**Dataset:**
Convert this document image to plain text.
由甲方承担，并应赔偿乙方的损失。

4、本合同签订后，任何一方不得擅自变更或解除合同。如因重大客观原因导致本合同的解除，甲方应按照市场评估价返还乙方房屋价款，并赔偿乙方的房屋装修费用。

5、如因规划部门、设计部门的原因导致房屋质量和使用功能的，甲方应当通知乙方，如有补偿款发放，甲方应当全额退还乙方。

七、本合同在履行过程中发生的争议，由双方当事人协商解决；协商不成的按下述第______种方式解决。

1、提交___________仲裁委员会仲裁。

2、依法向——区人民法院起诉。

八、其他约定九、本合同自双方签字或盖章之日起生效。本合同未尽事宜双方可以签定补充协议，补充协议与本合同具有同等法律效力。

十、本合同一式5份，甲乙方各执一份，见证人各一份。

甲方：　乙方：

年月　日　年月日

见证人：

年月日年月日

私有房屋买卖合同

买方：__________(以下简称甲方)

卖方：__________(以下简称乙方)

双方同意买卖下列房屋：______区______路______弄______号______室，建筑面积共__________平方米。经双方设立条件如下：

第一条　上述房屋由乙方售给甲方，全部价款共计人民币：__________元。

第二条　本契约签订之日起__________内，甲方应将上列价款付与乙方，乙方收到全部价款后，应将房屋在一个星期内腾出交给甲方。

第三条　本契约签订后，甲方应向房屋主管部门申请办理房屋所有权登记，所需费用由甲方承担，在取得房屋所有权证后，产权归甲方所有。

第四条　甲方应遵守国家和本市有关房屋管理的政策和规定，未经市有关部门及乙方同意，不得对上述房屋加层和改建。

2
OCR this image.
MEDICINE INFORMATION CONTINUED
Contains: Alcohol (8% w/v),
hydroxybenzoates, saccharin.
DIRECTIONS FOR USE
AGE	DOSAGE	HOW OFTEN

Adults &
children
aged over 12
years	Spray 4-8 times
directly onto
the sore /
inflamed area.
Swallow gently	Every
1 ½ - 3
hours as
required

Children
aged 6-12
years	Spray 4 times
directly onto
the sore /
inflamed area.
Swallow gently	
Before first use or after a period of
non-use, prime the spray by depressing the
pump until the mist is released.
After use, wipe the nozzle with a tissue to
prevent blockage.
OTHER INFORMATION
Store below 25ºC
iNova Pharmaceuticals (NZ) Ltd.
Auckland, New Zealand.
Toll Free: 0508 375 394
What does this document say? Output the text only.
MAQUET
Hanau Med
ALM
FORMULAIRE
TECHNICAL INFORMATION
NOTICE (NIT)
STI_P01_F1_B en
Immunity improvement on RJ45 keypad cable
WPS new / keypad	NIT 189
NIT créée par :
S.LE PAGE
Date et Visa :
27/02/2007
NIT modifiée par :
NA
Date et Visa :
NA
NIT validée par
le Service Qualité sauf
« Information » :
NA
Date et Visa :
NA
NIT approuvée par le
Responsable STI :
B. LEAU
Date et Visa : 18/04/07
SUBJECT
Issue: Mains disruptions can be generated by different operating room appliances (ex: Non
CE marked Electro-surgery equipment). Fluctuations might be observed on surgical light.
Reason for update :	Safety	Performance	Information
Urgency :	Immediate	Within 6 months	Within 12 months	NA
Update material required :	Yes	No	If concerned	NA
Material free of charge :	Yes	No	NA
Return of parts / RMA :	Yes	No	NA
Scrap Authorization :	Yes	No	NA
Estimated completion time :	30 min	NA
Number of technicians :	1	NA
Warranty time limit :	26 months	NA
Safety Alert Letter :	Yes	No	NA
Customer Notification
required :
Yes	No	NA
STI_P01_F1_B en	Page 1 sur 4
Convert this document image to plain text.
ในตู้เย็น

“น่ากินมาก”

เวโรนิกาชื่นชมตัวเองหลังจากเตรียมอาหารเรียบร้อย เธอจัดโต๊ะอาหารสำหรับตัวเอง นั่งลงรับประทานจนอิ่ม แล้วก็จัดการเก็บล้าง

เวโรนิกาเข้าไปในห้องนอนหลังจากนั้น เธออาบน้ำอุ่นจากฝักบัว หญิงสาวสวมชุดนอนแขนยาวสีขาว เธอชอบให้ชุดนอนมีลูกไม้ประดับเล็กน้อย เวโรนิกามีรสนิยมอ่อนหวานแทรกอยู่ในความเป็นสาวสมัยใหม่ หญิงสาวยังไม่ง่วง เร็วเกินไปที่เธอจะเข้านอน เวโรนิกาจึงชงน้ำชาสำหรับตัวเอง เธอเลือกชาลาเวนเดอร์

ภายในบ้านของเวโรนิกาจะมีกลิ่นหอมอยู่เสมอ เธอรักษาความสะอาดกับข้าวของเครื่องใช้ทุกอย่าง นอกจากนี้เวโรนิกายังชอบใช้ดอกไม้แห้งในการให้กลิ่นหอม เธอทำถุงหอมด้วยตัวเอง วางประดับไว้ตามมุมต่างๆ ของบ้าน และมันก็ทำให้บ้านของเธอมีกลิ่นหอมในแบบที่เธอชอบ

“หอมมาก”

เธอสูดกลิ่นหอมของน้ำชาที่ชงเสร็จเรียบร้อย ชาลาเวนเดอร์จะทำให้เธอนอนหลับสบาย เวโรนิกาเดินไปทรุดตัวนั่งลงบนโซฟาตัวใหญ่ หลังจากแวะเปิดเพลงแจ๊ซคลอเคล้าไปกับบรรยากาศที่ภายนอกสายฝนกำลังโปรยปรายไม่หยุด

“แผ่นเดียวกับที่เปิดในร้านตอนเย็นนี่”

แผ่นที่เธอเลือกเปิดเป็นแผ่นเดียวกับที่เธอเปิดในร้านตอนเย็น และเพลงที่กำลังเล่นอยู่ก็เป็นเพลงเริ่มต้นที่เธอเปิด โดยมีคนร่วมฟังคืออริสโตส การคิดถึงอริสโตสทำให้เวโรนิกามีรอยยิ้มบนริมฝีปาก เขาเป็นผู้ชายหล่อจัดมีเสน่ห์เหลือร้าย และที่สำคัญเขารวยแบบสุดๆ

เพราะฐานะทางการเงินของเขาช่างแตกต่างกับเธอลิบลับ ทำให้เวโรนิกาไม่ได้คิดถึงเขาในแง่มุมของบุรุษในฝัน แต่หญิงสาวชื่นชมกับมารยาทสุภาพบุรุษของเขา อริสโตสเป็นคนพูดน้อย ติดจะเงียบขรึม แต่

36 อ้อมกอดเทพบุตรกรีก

**Directions:**
Exactly as shown, repeat every record.

**The result:**
Convert this document image to plain text.
由甲方承担，并应赔偿乙方的损失。

4、本合同签订后，任何一方不得擅自变更或解除合同。如因重大客观原因导致本合同的解除，甲方应按照市场评估价返还乙方房屋价款，并赔偿乙方的房屋装修费用。

5、如因规划部门、设计部门的原因导致房屋质量和使用功能的，甲方应当通知乙方，如有补偿款发放，甲方应当全额退还乙方。

七、本合同在履行过程中发生的争议，由双方当事人协商解决；协商不成的按下述第______种方式解决。

1、提交___________仲裁委员会仲裁。

2、依法向——区人民法院起诉。

八、其他约定九、本合同自双方签字或盖章之日起生效。本合同未尽事宜双方可以签定补充协议，补充协议与本合同具有同等法律效力。

十、本合同一式5份，甲乙方各执一份，见证人各一份。

甲方：　乙方：

年月　日　年月日

见证人：

年月日年月日

私有房屋买卖合同

买方：__________(以下简称甲方)

卖方：__________(以下简称乙方)

双方同意买卖下列房屋：______区______路______弄______号______室，建筑面积共__________平方米。经双方设立条件如下：

第一条　上述房屋由乙方售给甲方，全部价款共计人民币：__________元。

第二条　本契约签订之日起__________内，甲方应将上列价款付与乙方，乙方收到全部价款后，应将房屋在一个星期内腾出交给甲方。

第三条　本契约签订后，甲方应向房屋主管部门申请办理房屋所有权登记，所需费用由甲方承担，在取得房屋所有权证后，产权归甲方所有。

第四条　甲方应遵守国家和本市有关房屋管理的政策和规定，未经市有关部门及乙方同意，不得对上述房屋加层和改建。

2
OCR this image.
MEDICINE INFORMATION CONTINUED
Contains: Alcohol (8% w/v),
hydroxybenzoates, saccharin.
DIRECTIONS FOR USE
AGE	DOSAGE	HOW OFTEN

Adults &
children
aged over 12
years	Spray 4-8 times
directly onto
the sore /
inflamed area.
Swallow gently	Every
1 ½ - 3
hours as
required

Children
aged 6-12
years	Spray 4 times
directly onto
the sore /
inflamed area.
Swallow gently	
Before first use or after a period of
non-use, prime the spray by depressing the
pump until the mist is released.
After use, wipe the nozzle with a tissue to
prevent blockage.
OTHER INFORMATION
Store below 25ºC
iNova Pharmaceuticals (NZ) Ltd.
Auckland, New Zealand.
Toll Free: 0508 375 394
What does this document say? Output the text only.
MAQUET
Hanau Med
ALM
FORMULAIRE
TECHNICAL INFORMATION
NOTICE (NIT)
STI_P01_F1_B en
Immunity improvement on RJ45 keypad cable
WPS new / keypad	NIT 189
NIT créée par :
S.LE PAGE
Date et Visa :
27/02/2007
NIT modifiée par :
NA
Date et Visa :
NA
NIT validée par
le Service Qualité sauf
« Information » :
NA
Date et Visa :
NA
NIT approuvée par le
Responsable STI :
B. LEAU
Date et Visa : 18/04/07
SUBJECT
Issue: Mains disruptions can be generated by different operating room appliances (ex: Non
CE marked Electro-surgery equipment). Fluctuations might be observed on surgical light.
Reason for update :	Safety	Performance	Information
Urgency :	Immediate	Within 6 months	Within 12 months	NA
Update material required :	Yes	No	If concerned	NA
Material free of charge :	Yes	No	NA
Return of parts / RMA :	Yes	No	NA
Scrap Authorization :	Yes	No	NA
Estimated completion time :	30 min	NA
Number of technicians :	1	NA
Warranty time limit :	26 months	NA
Safety Alert Letter :	Yes	No	NA
Customer Notification
required :
Yes	No	NA
STI_P01_F1_B en	Page 1 sur 4
Convert this document image to plain text.
ในตู้เย็น

“น่ากินมาก”

เวโรนิกาชื่นชมตัวเองหลังจากเตรียมอาหารเรียบร้อย เธอจัดโต๊ะอาหารสำหรับตัวเอง นั่งลงรับประทานจนอิ่ม แล้วก็จัดการเก็บล้าง

เวโรนิกาเข้าไปในห้องนอนหลังจากนั้น เธออาบน้ำอุ่นจากฝักบัว หญิงสาวสวมชุดนอนแขนยาวสีขาว เธอชอบให้ชุดนอนมีลูกไม้ประดับเล็กน้อย เวโรนิกามีรสนิยมอ่อนหวานแทรกอยู่ในความเป็นสาวสมัยใหม่ หญิงสาวยังไม่ง่วง เร็วเกินไปที่เธอจะเข้านอน เวโรนิกาจึงชงน้ำชาสำหรับตัวเอง เธอเลือกชาลาเวนเดอร์

ภายในบ้านของเวโรนิกาจะมีกลิ่นหอมอยู่เสมอ เธอรักษาความสะอาดกับข้าวของเครื่องใช้ทุกอย่าง นอกจากนี้เวโรนิกายังชอบใช้ดอกไม้แห้งในการให้กลิ่นหอม เธอทำถุงหอมด้วยตัวเอง วางประดับไว้ตามมุมต่างๆ ของบ้าน และมันก็ทำให้บ้านของเธอมีกลิ่นหอมในแบบที่เธอชอบ

“หอมมาก”

เธอสูดกลิ่นหอมของน้ำชาที่ชงเสร็จเรียบร้อย ชาลาเวนเดอร์จะทำให้เธอนอนหลับสบาย เวโรนิกาเดินไปทรุดตัวนั่งลงบนโซฟาตัวใหญ่ หลังจากแวะเปิดเพลงแจ๊ซคลอเคล้าไปกับบรรยากาศที่ภายนอกสายฝนกำลังโปรยปรายไม่หยุด

“แผ่นเดียวกับที่เปิดในร้านตอนเย็นนี่”

แผ่นที่เธอเลือกเปิดเป็นแผ่นเดียวกับที่เธอเปิดในร้านตอนเย็น และเพลงที่กำลังเล่นอยู่ก็เป็นเพลงเริ่มต้นที่เธอเปิด โดยมีคนร่วมฟังคืออริสโตส การคิดถึงอริสโตสทำให้เวโรนิกามีรอยยิ้มบนริมฝีปาก เขาเป็นผู้ชายหล่อจัดมีเสน่ห์เหลือร้าย และที่สำคัญเขารวยแบบสุดๆ

เพราะฐานะทางการเงินของเขาช่างแตกต่างกับเธอลิบลับ ทำให้เวโรนิกาไม่ได้คิดถึงเขาในแง่มุมของบุรุษในฝัน แต่หญิงสาวชื่นชมกับมารยาทสุภาพบุรุษของเขา อริสโตสเป็นคนพูดน้อย ติดจะเงียบขรึม แต่

36 อ้อมกอดเทพบุตรกรีก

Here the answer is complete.